▸ **DATASET ROWS**
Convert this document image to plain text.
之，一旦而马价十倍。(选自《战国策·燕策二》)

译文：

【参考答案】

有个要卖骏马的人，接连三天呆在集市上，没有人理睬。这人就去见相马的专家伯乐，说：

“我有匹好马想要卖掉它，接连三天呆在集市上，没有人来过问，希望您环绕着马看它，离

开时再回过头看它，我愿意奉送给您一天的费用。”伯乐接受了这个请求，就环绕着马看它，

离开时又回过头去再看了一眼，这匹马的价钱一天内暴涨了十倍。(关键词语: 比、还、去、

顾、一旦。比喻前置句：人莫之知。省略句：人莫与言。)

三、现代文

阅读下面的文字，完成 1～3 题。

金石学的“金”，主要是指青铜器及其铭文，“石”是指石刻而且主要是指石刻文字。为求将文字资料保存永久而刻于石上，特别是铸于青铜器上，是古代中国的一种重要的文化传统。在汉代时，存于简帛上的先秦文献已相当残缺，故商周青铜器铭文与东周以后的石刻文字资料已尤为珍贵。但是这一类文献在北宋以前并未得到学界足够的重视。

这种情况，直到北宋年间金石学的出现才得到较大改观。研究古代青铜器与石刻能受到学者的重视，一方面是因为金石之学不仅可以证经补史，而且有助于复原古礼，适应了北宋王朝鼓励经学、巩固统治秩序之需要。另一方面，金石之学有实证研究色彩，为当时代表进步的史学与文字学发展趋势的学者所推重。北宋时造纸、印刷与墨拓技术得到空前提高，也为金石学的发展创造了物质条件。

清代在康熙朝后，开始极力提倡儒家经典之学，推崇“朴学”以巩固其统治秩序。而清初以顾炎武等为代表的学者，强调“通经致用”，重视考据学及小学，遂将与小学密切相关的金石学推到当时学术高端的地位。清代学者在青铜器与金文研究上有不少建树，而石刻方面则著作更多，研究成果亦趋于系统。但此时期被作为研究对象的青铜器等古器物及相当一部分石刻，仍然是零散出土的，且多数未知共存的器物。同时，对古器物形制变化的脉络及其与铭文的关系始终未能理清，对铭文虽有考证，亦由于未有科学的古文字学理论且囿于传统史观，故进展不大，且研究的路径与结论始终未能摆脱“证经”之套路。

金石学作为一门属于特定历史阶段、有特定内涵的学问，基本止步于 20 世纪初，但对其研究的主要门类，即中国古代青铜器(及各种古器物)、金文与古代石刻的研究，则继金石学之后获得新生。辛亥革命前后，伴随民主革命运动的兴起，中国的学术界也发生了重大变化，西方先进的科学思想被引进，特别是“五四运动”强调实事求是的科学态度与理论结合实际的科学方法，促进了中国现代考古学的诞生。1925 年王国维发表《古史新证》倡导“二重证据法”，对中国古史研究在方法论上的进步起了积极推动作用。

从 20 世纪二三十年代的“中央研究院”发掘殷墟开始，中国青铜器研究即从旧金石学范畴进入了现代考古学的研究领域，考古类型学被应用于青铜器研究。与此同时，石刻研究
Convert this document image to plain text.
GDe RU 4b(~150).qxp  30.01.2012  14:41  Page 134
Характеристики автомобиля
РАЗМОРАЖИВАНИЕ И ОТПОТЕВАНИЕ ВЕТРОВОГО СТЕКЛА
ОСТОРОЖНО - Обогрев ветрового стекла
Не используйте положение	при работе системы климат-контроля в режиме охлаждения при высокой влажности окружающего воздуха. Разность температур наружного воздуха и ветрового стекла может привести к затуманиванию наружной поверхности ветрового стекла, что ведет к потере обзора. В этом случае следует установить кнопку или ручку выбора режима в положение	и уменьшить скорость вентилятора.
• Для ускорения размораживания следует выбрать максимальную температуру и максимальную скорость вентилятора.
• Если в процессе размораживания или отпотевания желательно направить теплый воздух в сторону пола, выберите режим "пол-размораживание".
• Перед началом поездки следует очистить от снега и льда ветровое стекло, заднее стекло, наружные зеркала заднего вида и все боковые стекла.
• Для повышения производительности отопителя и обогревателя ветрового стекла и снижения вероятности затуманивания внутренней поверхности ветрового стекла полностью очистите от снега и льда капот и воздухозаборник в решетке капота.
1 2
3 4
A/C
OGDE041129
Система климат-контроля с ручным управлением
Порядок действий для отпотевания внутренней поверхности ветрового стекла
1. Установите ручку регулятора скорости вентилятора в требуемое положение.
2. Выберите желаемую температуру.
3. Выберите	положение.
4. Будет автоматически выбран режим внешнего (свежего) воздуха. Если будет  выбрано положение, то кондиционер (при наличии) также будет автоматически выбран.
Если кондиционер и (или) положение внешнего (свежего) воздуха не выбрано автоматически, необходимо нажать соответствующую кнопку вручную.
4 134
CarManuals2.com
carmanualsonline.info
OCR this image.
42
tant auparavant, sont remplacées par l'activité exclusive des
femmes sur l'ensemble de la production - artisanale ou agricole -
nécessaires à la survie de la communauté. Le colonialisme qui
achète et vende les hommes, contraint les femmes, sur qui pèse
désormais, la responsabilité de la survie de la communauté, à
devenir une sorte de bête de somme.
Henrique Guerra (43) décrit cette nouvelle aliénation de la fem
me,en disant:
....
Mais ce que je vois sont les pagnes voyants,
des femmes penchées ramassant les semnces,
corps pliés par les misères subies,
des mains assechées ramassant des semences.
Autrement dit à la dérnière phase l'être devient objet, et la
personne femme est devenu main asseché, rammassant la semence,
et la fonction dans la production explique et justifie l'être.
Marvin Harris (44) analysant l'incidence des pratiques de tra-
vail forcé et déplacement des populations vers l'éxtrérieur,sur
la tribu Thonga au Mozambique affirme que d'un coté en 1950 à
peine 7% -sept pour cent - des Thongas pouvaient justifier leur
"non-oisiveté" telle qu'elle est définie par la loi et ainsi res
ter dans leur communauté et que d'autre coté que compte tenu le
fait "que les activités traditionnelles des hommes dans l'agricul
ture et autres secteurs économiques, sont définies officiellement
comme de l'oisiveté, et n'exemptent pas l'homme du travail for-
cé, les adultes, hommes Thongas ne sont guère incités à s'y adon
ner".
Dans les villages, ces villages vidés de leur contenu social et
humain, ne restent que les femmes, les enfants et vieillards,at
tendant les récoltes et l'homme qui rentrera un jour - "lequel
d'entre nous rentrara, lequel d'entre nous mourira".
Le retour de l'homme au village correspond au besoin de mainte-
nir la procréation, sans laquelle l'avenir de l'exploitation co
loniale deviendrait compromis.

▸ **STATED GOAL**
All of the material must be reproduced exactly.

▸ **REPLY TO THE EXERCISE**
Convert this document image to plain text.
之，一旦而马价十倍。(选自《战国策·燕策二》)

译文：

【参考答案】

有个要卖骏马的人，接连三天呆在集市上，没有人理睬。这人就去见相马的专家伯乐，说：

“我有匹好马想要卖掉它，接连三天呆在集市上，没有人来过问，希望您环绕着马看它，离

开时再回过头看它，我愿意奉送给您一天的费用。”伯乐接受了这个请求，就环绕着马看它，

离开时又回过头去再看了一眼，这匹马的价钱一天内暴涨了十倍。(关键词语: 比、还、去、

顾、一旦。比喻前置句：人莫之知。省略句：人莫与言。)

三、现代文

阅读下面的文字，完成 1～3 题。

金石学的“金”，主要是指青铜器及其铭文，“石”是指石刻而且主要是指石刻文字。为求将文字资料保存永久而刻于石上，特别是铸于青铜器上，是古代中国的一种重要的文化传统。在汉代时，存于简帛上的先秦文献已相当残缺，故商周青铜器铭文与东周以后的石刻文字资料已尤为珍贵。但是这一类文献在北宋以前并未得到学界足够的重视。

这种情况，直到北宋年间金石学的出现才得到较大改观。研究古代青铜器与石刻能受到学者的重视，一方面是因为金石之学不仅可以证经补史，而且有助于复原古礼，适应了北宋王朝鼓励经学、巩固统治秩序之需要。另一方面，金石之学有实证研究色彩，为当时代表进步的史学与文字学发展趋势的学者所推重。北宋时造纸、印刷与墨拓技术得到空前提高，也为金石学的发展创造了物质条件。

清代在康熙朝后，开始极力提倡儒家经典之学，推崇“朴学”以巩固其统治秩序。而清初以顾炎武等为代表的学者，强调“通经致用”，重视考据学及小学，遂将与小学密切相关的金石学推到当时学术高端的地位。清代学者在青铜器与金文研究上有不少建树，而石刻方面则著作更多，研究成果亦趋于系统。但此时期被作为研究对象的青铜器等古器物及相当一部分石刻，仍然是零散出土的，且多数未知共存的器物。同时，对古器物形制变化的脉络及其与铭文的关系始终未能理清，对铭文虽有考证，亦由于未有科学的古文字学理论且囿于传统史观，故进展不大，且研究的路径与结论始终未能摆脱“证经”之套路。

金石学作为一门属于特定历史阶段、有特定内涵的学问，基本止步于 20 世纪初，但对其研究的主要门类，即中国古代青铜器(及各种古器物)、金文与古代石刻的研究，则继金石学之后获得新生。辛亥革命前后，伴随民主革命运动的兴起，中国的学术界也发生了重大变化，西方先进的科学思想被引进，特别是“五四运动”强调实事求是的科学态度与理论结合实际的科学方法，促进了中国现代考古学的诞生。1925 年王国维发表《古史新证》倡导“二重证据法”，对中国古史研究在方法论上的进步起了积极推动作用。

从 20 世纪二三十年代的“中央研究院”发掘殷墟开始，中国青铜器研究即从旧金石学范畴进入了现代考古学的研究领域，考古类型学被应用于青铜器研究。与此同时，石刻研究
Convert this document image to plain text.
GDe RU 4b(~150).qxp  30.01.2012  14:41  Page 134
Характеристики автомобиля
РАЗМОРАЖИВАНИЕ И ОТПОТЕВАНИЕ ВЕТРОВОГО СТЕКЛА
ОСТОРОЖНО - Обогрев ветрового стекла
Не используйте положение	при работе системы климат-контроля в режиме охлаждения при высокой влажности окружающего воздуха. Разность температур наружного воздуха и ветрового стекла может привести к затуманиванию наружной поверхности ветрового стекла, что ведет к потере обзора. В этом случае следует установить кнопку или ручку выбора режима в положение	и уменьшить скорость вентилятора.
• Для ускорения размораживания следует выбрать максимальную температуру и максимальную скорость вентилятора.
• Если в процессе размораживания или отпотевания желательно направить теплый воздух в сторону пола, выберите режим "пол-размораживание".
• Перед началом поездки следует очистить от снега и льда ветровое стекло, заднее стекло, наружные зеркала заднего вида и все боковые стекла.
• Для повышения производительности отопителя и обогревателя ветрового стекла и снижения вероятности затуманивания внутренней поверхности ветрового стекла полностью очистите от снега и льда капот и воздухозаборник в решетке капота.
1 2
3 4
A/C
OGDE041129
Система климат-контроля с ручным управлением
Порядок действий для отпотевания внутренней поверхности ветрового стекла
1. Установите ручку регулятора скорости вентилятора в требуемое положение.
2. Выберите желаемую температуру.
3. Выберите	положение.
4. Будет автоматически выбран режим внешнего (свежего) воздуха. Если будет  выбрано положение, то кондиционер (при наличии) также будет автоматически выбран.
Если кондиционер и (или) положение внешнего (свежего) воздуха не выбрано автоматически, необходимо нажать соответствующую кнопку вручную.
4 134
CarManuals2.com
carmanualsonline.info
OCR this image.
42
tant auparavant, sont remplacées par l'activité exclusive des
femmes sur l'ensemble de la production - artisanale ou agricole -
nécessaires à la survie de la communauté. Le colonialisme qui
achète et vende les hommes, contraint les femmes, sur qui pèse
désormais, la responsabilité de la survie de la communauté, à
devenir une sorte de bête de somme.
Henrique Guerra (43) décrit cette nouvelle aliénation de la fem
me,en disant:
....
Mais ce que je vois sont les pagnes voyants,
des femmes penchées ramassant les semnces,
corps pliés par les misères subies,
des mains assechées ramassant des semences.
Autrement dit à la dérnière phase l'être devient objet, et la
personne femme est devenu main asseché, rammassant la semence,
et la fonction dans la production explique et justifie l'être.
Marvin Harris (44) analysant l'incidence des pratiques de tra-
vail forcé et déplacement des populations vers l'éxtrérieur,sur
la tribu Thonga au Mozambique affirme que d'un coté en 1950 à
peine 7% -sept pour cent - des Thongas pouvaient justifier leur
"non-oisiveté" telle qu'elle est définie par la loi et ainsi res
ter dans leur communauté et que d'autre coté que compte tenu le
fait "que les activités traditionnelles des hommes dans l'agricul
ture et autres secteurs économiques, sont définies officiellement
comme de l'oisiveté, et n'exemptent pas l'homme du travail for-
cé, les adultes, hommes Thongas ne sont guère incités à s'y adon
ner".
Dans les villages, ces villages vidés de leur contenu social et
humain, ne restent que les femmes, les enfants et vieillards,at
tendant les récoltes et l'homme qui rentrera un jour - "lequel
d'entre nous rentrara, lequel d'entre nous mourira".
Le retour de l'homme au village correspond au besoin de mainte-
nir la procréation, sans laquelle l'avenir de l'exploitation co
loniale deviendrait compromis.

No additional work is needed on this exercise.